## Brief
Repeat each record below exactly, dropping the pictures.

········

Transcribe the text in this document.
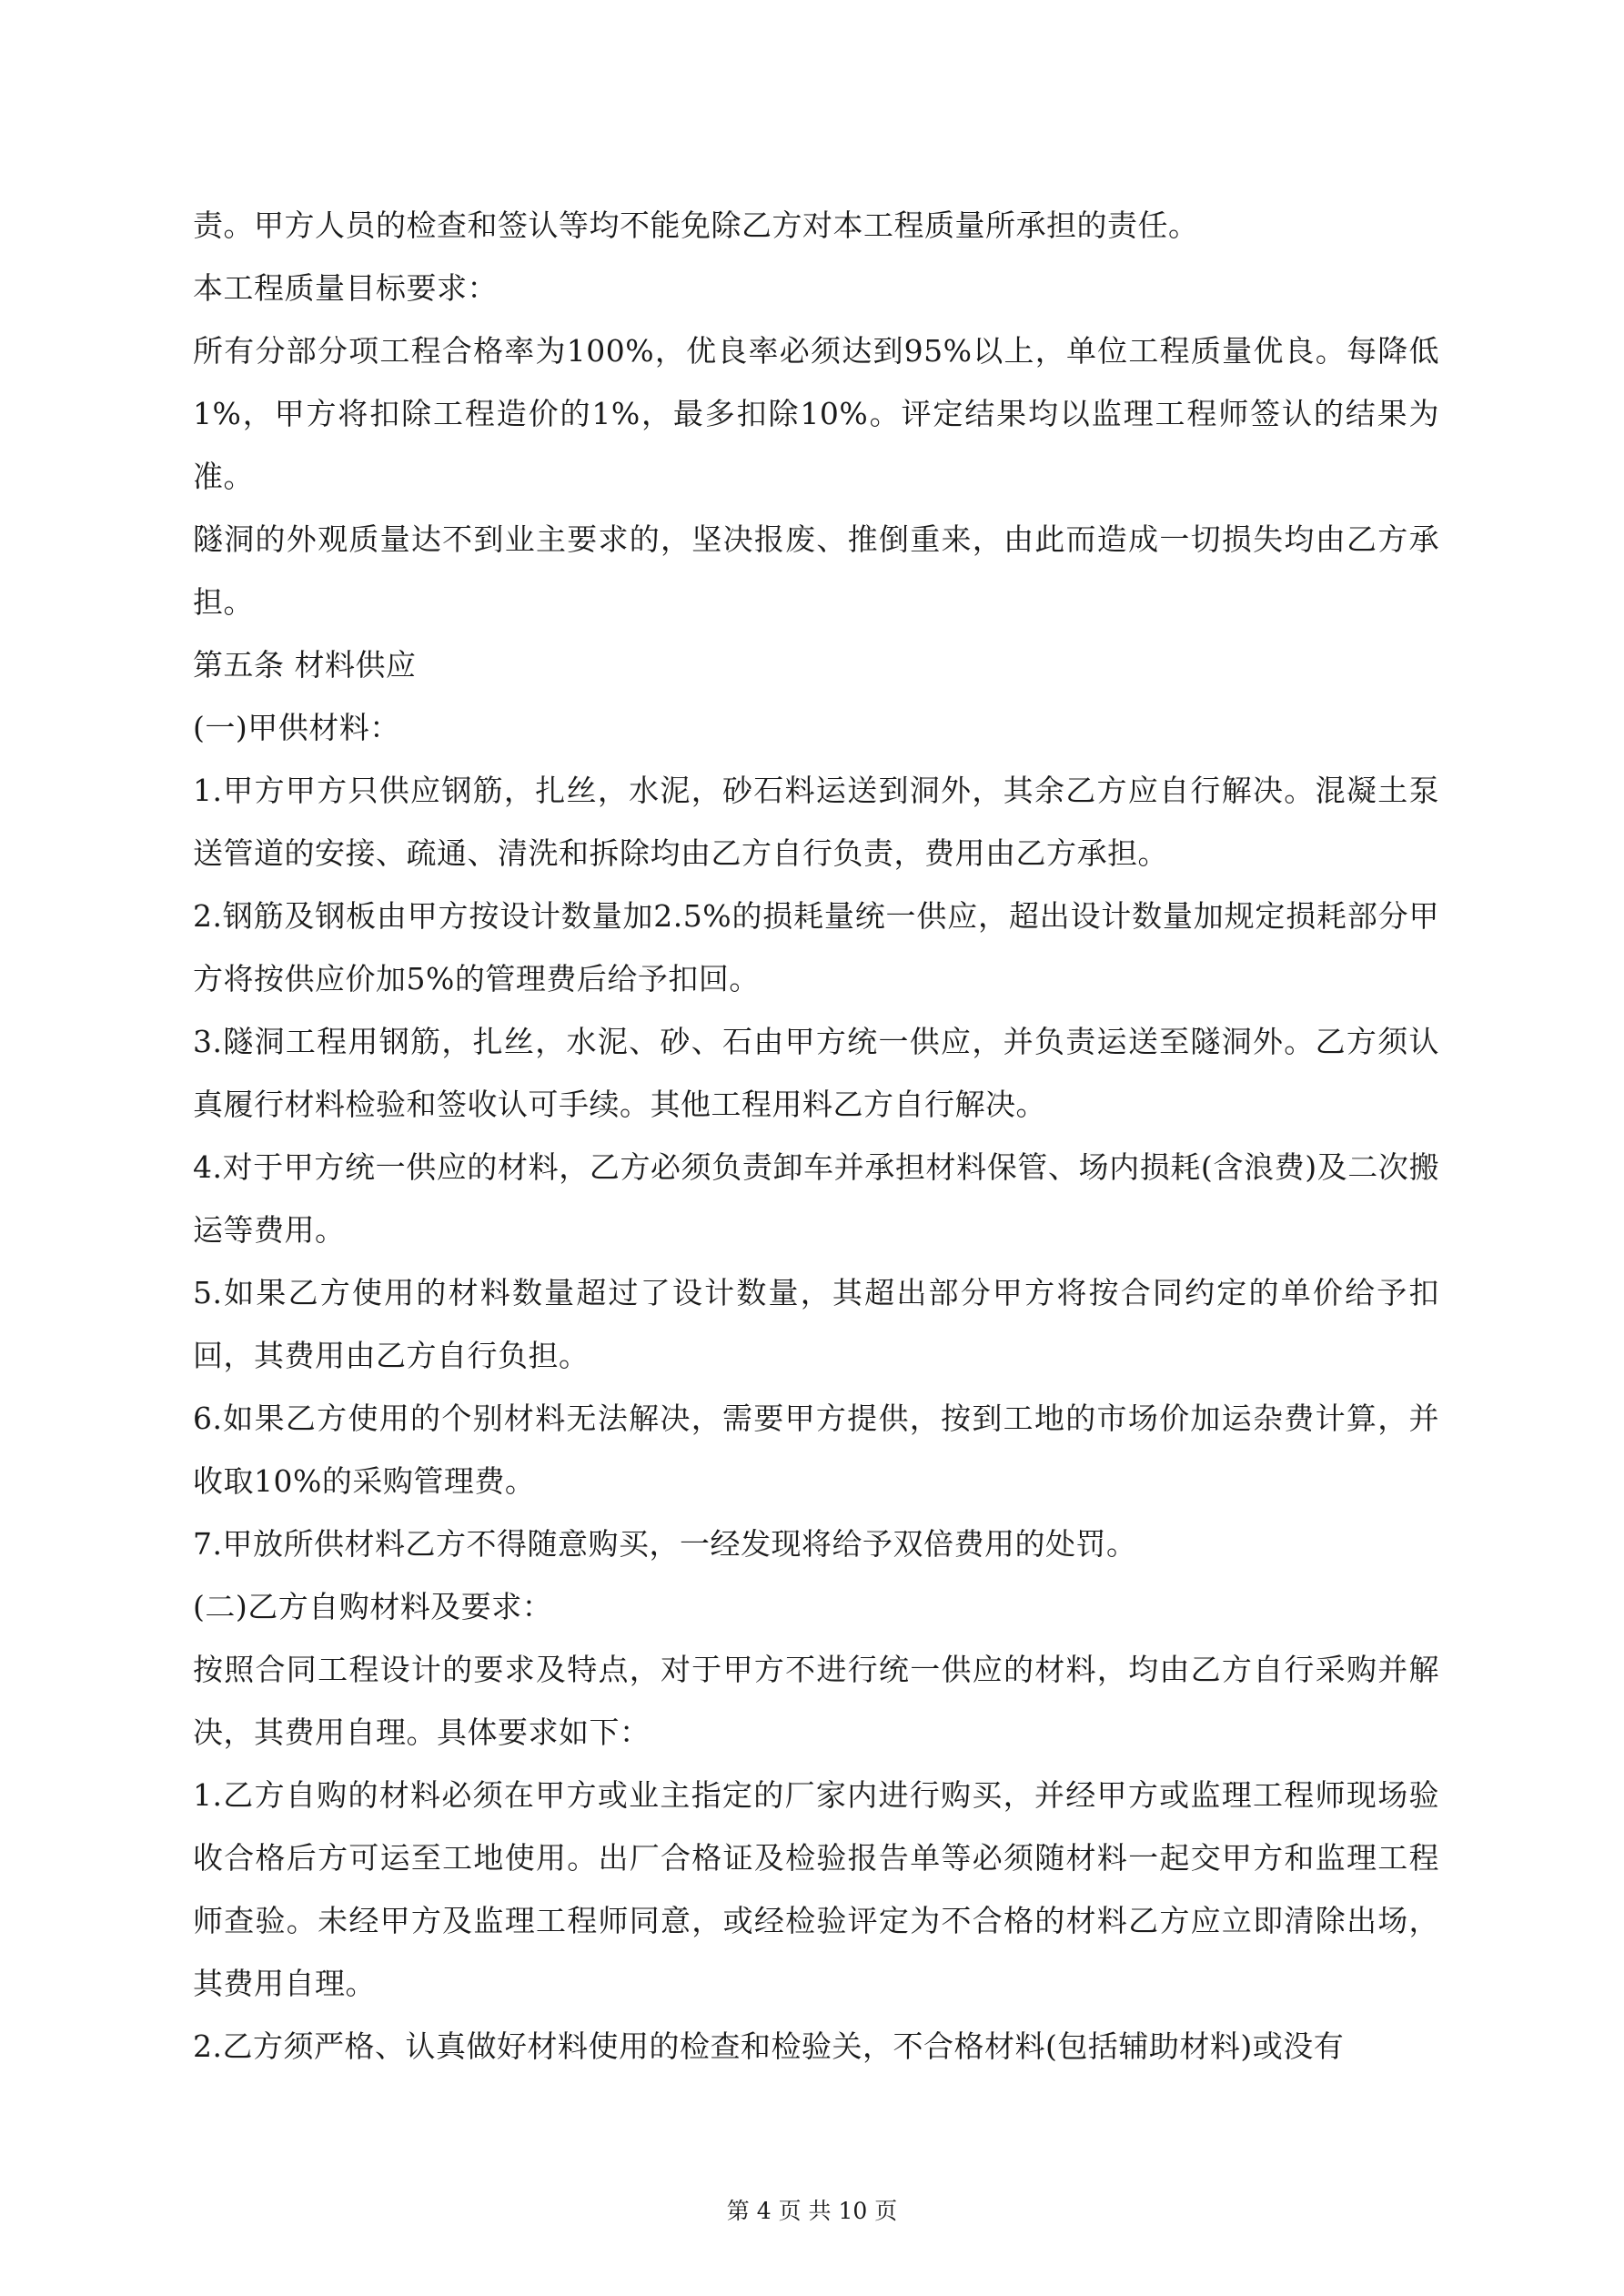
责。甲方人员的检查和签认等均不能免除乙方对本工程质量所承担的责任。

本工程质量目标要求：

所有分部分项工程合格率为100%，优良率必须达到95%以上，单位工程质量优良。每降低1%，甲方将扣除工程造价的1%，最多扣除10%。评定结果均以监理工程师签认的结果为准。

隧洞的外观质量达不到业主要求的，坚决报废、推倒重来，由此而造成一切损失均由乙方承担。

第五条 材料供应

(一)甲供材料：

1.甲方甲方只供应钢筋，扎丝，水泥，砂石料运送到洞外，其余乙方应自行解决。混凝土泵送管道的安接、疏通、清洗和拆除均由乙方自行负责，费用由乙方承担。

2.钢筋及钢板由甲方按设计数量加2.5%的损耗量统一供应，超出设计数量加规定损耗部分甲方将按供应价加5%的管理费后给予扣回。

3.隧洞工程用钢筋，扎丝，水泥、砂、石由甲方统一供应，并负责运送至隧洞外。乙方须认真履行材料检验和签收认可手续。其他工程用料乙方自行解决。

4.对于甲方统一供应的材料，乙方必须负责卸车并承担材料保管、场内损耗(含浪费)及二次搬运等费用。

5.如果乙方使用的材料数量超过了设计数量，其超出部分甲方将按合同约定的单价给予扣回，其费用由乙方自行负担。

6.如果乙方使用的个别材料无法解决，需要甲方提供，按到工地的市场价加运杂费计算，并收取10%的采购管理费。

7.甲放所供材料乙方不得随意购买，一经发现将给予双倍费用的处罚。

(二)乙方自购材料及要求：

按照合同工程设计的要求及特点，对于甲方不进行统一供应的材料，均由乙方自行采购并解决，其费用自理。具体要求如下：

1.乙方自购的材料必须在甲方或业主指定的厂家内进行购买，并经甲方或监理工程师现场验收合格后方可运至工地使用。出厂合格证及检验报告单等必须随材料一起交甲方和监理工程师查验。未经甲方及监理工程师同意，或经检验评定为不合格的材料乙方应立即清除出场，其费用自理。

2.乙方须严格、认真做好材料使用的检查和检验关，不合格材料(包括辅助材料)或没有

第 4 页 共 10 页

········

## Task result
Transcribe the text in this document.
责。甲方人员的检查和签认等均不能免除乙方对本工程质量所承担的责任。

本工程质量目标要求：

所有分部分项工程合格率为100%，优良率必须达到95%以上，单位工程质量优良。每降低1%，甲方将扣除工程造价的1%，最多扣除10%。评定结果均以监理工程师签认的结果为准。

隧洞的外观质量达不到业主要求的，坚决报废、推倒重来，由此而造成一切损失均由乙方承担。

第五条 材料供应

(一)甲供材料：

1.甲方甲方只供应钢筋，扎丝，水泥，砂石料运送到洞外，其余乙方应自行解决。混凝土泵送管道的安接、疏通、清洗和拆除均由乙方自行负责，费用由乙方承担。

2.钢筋及钢板由甲方按设计数量加2.5%的损耗量统一供应，超出设计数量加规定损耗部分甲方将按供应价加5%的管理费后给予扣回。

3.隧洞工程用钢筋，扎丝，水泥、砂、石由甲方统一供应，并负责运送至隧洞外。乙方须认真履行材料检验和签收认可手续。其他工程用料乙方自行解决。

4.对于甲方统一供应的材料，乙方必须负责卸车并承担材料保管、场内损耗(含浪费)及二次搬运等费用。

5.如果乙方使用的材料数量超过了设计数量，其超出部分甲方将按合同约定的单价给予扣回，其费用由乙方自行负担。

6.如果乙方使用的个别材料无法解决，需要甲方提供，按到工地的市场价加运杂费计算，并收取10%的采购管理费。

7.甲放所供材料乙方不得随意购买，一经发现将给予双倍费用的处罚。

(二)乙方自购材料及要求：

按照合同工程设计的要求及特点，对于甲方不进行统一供应的材料，均由乙方自行采购并解决，其费用自理。具体要求如下：

1.乙方自购的材料必须在甲方或业主指定的厂家内进行购买，并经甲方或监理工程师现场验收合格后方可运至工地使用。出厂合格证及检验报告单等必须随材料一起交甲方和监理工程师查验。未经甲方及监理工程师同意，或经检验评定为不合格的材料乙方应立即清除出场，其费用自理。

2.乙方须严格、认真做好材料使用的检查和检验关，不合格材料(包括辅助材料)或没有

第 4 页 共 10 页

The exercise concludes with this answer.